_What the task requires_
Which lines of the records below contain the string "close"? Show each of those lines in full. Uppercase and lowercase letters count as different.

========

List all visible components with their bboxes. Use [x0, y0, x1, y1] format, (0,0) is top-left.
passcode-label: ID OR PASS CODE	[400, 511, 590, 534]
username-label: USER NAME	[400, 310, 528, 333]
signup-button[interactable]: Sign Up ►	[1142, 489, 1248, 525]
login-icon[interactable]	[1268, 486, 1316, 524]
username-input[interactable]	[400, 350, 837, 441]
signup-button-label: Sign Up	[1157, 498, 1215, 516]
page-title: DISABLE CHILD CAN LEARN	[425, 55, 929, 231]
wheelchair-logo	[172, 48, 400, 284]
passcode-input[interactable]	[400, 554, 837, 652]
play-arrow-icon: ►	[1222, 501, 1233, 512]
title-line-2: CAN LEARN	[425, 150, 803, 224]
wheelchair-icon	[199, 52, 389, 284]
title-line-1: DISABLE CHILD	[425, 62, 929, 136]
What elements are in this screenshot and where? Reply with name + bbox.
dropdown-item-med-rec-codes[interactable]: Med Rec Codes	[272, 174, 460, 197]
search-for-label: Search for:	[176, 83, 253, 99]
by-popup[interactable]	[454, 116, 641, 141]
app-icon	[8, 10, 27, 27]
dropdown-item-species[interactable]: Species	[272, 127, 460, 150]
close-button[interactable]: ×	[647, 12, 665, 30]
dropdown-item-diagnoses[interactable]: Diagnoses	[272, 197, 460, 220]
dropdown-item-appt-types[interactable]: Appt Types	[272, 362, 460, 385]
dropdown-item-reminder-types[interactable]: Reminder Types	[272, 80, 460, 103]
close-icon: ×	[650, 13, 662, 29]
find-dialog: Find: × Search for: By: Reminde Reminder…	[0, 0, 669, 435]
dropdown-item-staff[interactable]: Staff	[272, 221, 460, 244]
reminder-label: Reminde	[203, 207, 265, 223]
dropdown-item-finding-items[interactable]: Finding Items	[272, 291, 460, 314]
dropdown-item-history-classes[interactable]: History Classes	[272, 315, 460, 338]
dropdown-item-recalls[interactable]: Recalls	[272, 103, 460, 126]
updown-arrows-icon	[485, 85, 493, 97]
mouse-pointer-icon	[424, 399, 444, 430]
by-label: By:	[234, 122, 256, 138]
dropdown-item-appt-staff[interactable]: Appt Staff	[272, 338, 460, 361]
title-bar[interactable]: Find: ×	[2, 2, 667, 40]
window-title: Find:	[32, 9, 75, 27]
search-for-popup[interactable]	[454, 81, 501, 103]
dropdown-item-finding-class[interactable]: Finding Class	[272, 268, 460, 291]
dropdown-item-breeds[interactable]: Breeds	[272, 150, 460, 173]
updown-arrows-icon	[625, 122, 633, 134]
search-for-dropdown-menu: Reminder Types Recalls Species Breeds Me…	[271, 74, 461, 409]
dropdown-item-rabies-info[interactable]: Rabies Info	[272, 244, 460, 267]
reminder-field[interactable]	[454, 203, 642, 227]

========

_Task answer_
close-button[interactable]: ×	[647, 12, 665, 30]
close-icon: ×	[650, 13, 662, 29]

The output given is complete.